• DATASET
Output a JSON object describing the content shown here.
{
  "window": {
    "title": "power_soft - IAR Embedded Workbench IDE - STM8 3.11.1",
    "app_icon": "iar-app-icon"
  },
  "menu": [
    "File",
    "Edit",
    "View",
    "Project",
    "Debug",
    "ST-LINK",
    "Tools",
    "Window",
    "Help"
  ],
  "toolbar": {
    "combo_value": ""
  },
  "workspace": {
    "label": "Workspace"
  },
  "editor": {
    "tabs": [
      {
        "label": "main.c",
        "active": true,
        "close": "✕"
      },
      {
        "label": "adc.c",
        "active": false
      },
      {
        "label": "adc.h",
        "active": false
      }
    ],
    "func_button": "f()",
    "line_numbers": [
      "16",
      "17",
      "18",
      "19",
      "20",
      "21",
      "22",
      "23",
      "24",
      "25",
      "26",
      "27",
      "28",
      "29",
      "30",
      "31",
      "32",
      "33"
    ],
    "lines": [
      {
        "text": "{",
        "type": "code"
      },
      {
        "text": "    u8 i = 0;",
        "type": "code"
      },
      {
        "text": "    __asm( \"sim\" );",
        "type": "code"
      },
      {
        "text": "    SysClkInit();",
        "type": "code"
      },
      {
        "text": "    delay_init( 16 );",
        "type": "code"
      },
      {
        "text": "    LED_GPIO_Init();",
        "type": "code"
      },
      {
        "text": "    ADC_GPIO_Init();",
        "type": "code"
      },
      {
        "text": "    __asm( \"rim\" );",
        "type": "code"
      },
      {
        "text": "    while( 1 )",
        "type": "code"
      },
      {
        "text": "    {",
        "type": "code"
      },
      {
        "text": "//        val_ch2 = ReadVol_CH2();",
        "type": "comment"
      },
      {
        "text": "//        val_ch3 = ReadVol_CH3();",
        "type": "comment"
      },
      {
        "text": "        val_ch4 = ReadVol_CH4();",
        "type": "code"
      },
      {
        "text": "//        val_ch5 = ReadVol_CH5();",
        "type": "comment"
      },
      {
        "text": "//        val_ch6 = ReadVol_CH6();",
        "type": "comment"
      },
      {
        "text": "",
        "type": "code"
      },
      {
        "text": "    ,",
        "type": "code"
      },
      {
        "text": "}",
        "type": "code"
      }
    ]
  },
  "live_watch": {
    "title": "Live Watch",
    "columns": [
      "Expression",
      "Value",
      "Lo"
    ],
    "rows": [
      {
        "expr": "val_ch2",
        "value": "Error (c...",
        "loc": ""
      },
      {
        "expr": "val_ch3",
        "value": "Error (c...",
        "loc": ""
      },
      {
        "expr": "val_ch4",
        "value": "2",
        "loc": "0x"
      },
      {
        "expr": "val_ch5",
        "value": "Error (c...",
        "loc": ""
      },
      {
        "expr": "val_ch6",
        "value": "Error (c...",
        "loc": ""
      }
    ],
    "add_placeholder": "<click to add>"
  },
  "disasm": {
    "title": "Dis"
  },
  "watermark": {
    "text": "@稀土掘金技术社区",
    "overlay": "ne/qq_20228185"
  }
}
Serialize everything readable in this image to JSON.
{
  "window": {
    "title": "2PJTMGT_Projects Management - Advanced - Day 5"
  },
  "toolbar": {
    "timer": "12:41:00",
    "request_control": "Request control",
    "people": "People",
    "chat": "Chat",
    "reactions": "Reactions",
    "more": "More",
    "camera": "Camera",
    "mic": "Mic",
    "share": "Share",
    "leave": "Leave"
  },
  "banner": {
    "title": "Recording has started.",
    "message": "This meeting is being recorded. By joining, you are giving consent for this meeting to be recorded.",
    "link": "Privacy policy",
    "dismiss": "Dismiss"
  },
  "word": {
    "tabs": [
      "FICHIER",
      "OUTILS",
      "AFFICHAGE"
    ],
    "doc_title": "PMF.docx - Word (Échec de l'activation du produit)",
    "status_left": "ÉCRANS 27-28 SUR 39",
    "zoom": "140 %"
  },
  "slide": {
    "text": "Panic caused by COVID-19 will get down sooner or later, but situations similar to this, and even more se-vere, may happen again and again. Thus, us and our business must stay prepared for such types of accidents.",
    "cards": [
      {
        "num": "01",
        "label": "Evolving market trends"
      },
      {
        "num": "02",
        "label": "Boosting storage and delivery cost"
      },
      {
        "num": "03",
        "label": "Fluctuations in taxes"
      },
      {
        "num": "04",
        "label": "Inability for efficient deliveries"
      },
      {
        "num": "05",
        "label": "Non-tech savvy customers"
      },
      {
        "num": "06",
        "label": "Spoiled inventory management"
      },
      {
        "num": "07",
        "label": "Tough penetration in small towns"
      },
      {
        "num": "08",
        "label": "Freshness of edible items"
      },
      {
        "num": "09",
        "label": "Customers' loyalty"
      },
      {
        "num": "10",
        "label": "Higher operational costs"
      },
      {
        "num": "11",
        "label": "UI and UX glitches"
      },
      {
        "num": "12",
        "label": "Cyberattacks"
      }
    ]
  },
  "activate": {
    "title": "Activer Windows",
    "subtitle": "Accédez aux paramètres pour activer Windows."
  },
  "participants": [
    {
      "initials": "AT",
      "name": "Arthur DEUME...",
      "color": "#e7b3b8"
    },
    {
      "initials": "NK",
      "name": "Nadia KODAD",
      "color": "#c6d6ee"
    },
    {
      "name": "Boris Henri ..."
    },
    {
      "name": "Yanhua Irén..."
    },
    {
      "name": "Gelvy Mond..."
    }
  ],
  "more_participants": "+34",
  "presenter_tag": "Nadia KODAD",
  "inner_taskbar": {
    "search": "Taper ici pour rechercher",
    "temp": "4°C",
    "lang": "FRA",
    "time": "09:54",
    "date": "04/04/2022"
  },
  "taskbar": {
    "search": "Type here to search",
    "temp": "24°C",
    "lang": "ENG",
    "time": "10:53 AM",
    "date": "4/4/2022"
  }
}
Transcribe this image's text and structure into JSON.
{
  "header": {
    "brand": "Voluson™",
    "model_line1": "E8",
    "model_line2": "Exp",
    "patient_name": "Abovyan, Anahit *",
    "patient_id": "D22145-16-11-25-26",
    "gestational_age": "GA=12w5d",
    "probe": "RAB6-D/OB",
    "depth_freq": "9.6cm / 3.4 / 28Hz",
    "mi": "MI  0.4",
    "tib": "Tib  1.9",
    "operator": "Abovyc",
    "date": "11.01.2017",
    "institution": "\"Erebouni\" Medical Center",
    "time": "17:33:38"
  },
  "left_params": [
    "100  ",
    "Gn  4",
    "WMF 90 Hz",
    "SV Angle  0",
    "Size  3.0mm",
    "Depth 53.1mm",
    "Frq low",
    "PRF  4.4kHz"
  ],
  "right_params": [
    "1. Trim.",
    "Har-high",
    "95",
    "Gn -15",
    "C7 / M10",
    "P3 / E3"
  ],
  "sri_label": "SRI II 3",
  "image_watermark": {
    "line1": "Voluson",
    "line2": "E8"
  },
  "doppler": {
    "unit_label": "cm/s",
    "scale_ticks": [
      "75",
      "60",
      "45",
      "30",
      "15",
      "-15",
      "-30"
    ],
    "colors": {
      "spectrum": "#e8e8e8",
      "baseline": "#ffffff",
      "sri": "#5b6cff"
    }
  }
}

• STATED EXERCISE
Please return the data above exactly as given.

• FULL ANSWER
Output a JSON object describing the content shown here.
{
  "window": {
    "title": "power_soft - IAR Embedded Workbench IDE - STM8 3.11.1",
    "app_icon": "iar-app-icon"
  },
  "menu": [
    "File",
    "Edit",
    "View",
    "Project",
    "Debug",
    "ST-LINK",
    "Tools",
    "Window",
    "Help"
  ],
  "toolbar": {
    "combo_value": ""
  },
  "workspace": {
    "label": "Workspace"
  },
  "editor": {
    "tabs": [
      {
        "label": "main.c",
        "active": true,
        "close": "✕"
      },
      {
        "label": "adc.c",
        "active": false
      },
      {
        "label": "adc.h",
        "active": false
      }
    ],
    "func_button": "f()",
    "line_numbers": [
      "16",
      "17",
      "18",
      "19",
      "20",
      "21",
      "22",
      "23",
      "24",
      "25",
      "26",
      "27",
      "28",
      "29",
      "30",
      "31",
      "32",
      "33"
    ],
    "lines": [
      {
        "text": "{",
        "type": "code"
      },
      {
        "text": "    u8 i = 0;",
        "type": "code"
      },
      {
        "text": "    __asm( \"sim\" );",
        "type": "code"
      },
      {
        "text": "    SysClkInit();",
        "type": "code"
      },
      {
        "text": "    delay_init( 16 );",
        "type": "code"
      },
      {
        "text": "    LED_GPIO_Init();",
        "type": "code"
      },
      {
        "text": "    ADC_GPIO_Init();",
        "type": "code"
      },
      {
        "text": "    __asm( \"rim\" );",
        "type": "code"
      },
      {
        "text": "    while( 1 )",
        "type": "code"
      },
      {
        "text": "    {",
        "type": "code"
      },
      {
        "text": "//        val_ch2 = ReadVol_CH2();",
        "type": "comment"
      },
      {
        "text": "//        val_ch3 = ReadVol_CH3();",
        "type": "comment"
      },
      {
        "text": "        val_ch4 = ReadVol_CH4();",
        "type": "code"
      },
      {
        "text": "//        val_ch5 = ReadVol_CH5();",
        "type": "comment"
      },
      {
        "text": "//        val_ch6 = ReadVol_CH6();",
        "type": "comment"
      },
      {
        "text": "",
        "type": "code"
      },
      {
        "text": "    ,",
        "type": "code"
      },
      {
        "text": "}",
        "type": "code"
      }
    ]
  },
  "live_watch": {
    "title": "Live Watch",
    "columns": [
      "Expression",
      "Value",
      "Lo"
    ],
    "rows": [
      {
        "expr": "val_ch2",
        "value": "Error (c...",
        "loc": ""
      },
      {
        "expr": "val_ch3",
        "value": "Error (c...",
        "loc": ""
      },
      {
        "expr": "val_ch4",
        "value": "2",
        "loc": "0x"
      },
      {
        "expr": "val_ch5",
        "value": "Error (c...",
        "loc": ""
      },
      {
        "expr": "val_ch6",
        "value": "Error (c...",
        "loc": ""
      }
    ],
    "add_placeholder": "<click to add>"
  },
  "disasm": {
    "title": "Dis"
  },
  "watermark": {
    "text": "@稀土掘金技术社区",
    "overlay": "ne/qq_20228185"
  }
}
Serialize everything readable in this image to JSON.
{
  "window": {
    "title": "2PJTMGT_Projects Management - Advanced - Day 5"
  },
  "toolbar": {
    "timer": "12:41:00",
    "request_control": "Request control",
    "people": "People",
    "chat": "Chat",
    "reactions": "Reactions",
    "more": "More",
    "camera": "Camera",
    "mic": "Mic",
    "share": "Share",
    "leave": "Leave"
  },
  "banner": {
    "title": "Recording has started.",
    "message": "This meeting is being recorded. By joining, you are giving consent for this meeting to be recorded.",
    "link": "Privacy policy",
    "dismiss": "Dismiss"
  },
  "word": {
    "tabs": [
      "FICHIER",
      "OUTILS",
      "AFFICHAGE"
    ],
    "doc_title": "PMF.docx - Word (Échec de l'activation du produit)",
    "status_left": "ÉCRANS 27-28 SUR 39",
    "zoom": "140 %"
  },
  "slide": {
    "text": "Panic caused by COVID-19 will get down sooner or later, but situations similar to this, and even more se-vere, may happen again and again. Thus, us and our business must stay prepared for such types of accidents.",
    "cards": [
      {
        "num": "01",
        "label": "Evolving market trends"
      },
      {
        "num": "02",
        "label": "Boosting storage and delivery cost"
      },
      {
        "num": "03",
        "label": "Fluctuations in taxes"
      },
      {
        "num": "04",
        "label": "Inability for efficient deliveries"
      },
      {
        "num": "05",
        "label": "Non-tech savvy customers"
      },
      {
        "num": "06",
        "label": "Spoiled inventory management"
      },
      {
        "num": "07",
        "label": "Tough penetration in small towns"
      },
      {
        "num": "08",
        "label": "Freshness of edible items"
      },
      {
        "num": "09",
        "label": "Customers' loyalty"
      },
      {
        "num": "10",
        "label": "Higher operational costs"
      },
      {
        "num": "11",
        "label": "UI and UX glitches"
      },
      {
        "num": "12",
        "label": "Cyberattacks"
      }
    ]
  },
  "activate": {
    "title": "Activer Windows",
    "subtitle": "Accédez aux paramètres pour activer Windows."
  },
  "participants": [
    {
      "initials": "AT",
      "name": "Arthur DEUME...",
      "color": "#e7b3b8"
    },
    {
      "initials": "NK",
      "name": "Nadia KODAD",
      "color": "#c6d6ee"
    },
    {
      "name": "Boris Henri ..."
    },
    {
      "name": "Yanhua Irén..."
    },
    {
      "name": "Gelvy Mond..."
    }
  ],
  "more_participants": "+34",
  "presenter_tag": "Nadia KODAD",
  "inner_taskbar": {
    "search": "Taper ici pour rechercher",
    "temp": "4°C",
    "lang": "FRA",
    "time": "09:54",
    "date": "04/04/2022"
  },
  "taskbar": {
    "search": "Type here to search",
    "temp": "24°C",
    "lang": "ENG",
    "time": "10:53 AM",
    "date": "4/4/2022"
  }
}
Transcribe this image's text and structure into JSON.
{
  "header": {
    "brand": "Voluson™",
    "model_line1": "E8",
    "model_line2": "Exp",
    "patient_name": "Abovyan, Anahit *",
    "patient_id": "D22145-16-11-25-26",
    "gestational_age": "GA=12w5d",
    "probe": "RAB6-D/OB",
    "depth_freq": "9.6cm / 3.4 / 28Hz",
    "mi": "MI  0.4",
    "tib": "Tib  1.9",
    "operator": "Abovyc",
    "date": "11.01.2017",
    "institution": "\"Erebouni\" Medical Center",
    "time": "17:33:38"
  },
  "left_params": [
    "100  ",
    "Gn  4",
    "WMF 90 Hz",
    "SV Angle  0",
    "Size  3.0mm",
    "Depth 53.1mm",
    "Frq low",
    "PRF  4.4kHz"
  ],
  "right_params": [
    "1. Trim.",
    "Har-high",
    "95",
    "Gn -15",
    "C7 / M10",
    "P3 / E3"
  ],
  "sri_label": "SRI II 3",
  "image_watermark": {
    "line1": "Voluson",
    "line2": "E8"
  },
  "doppler": {
    "unit_label": "cm/s",
    "scale_ticks": [
      "75",
      "60",
      "45",
      "30",
      "15",
      "-15",
      "-30"
    ],
    "colors": {
      "spectrum": "#e8e8e8",
      "baseline": "#ffffff",
      "sri": "#5b6cff"
    }
  }
}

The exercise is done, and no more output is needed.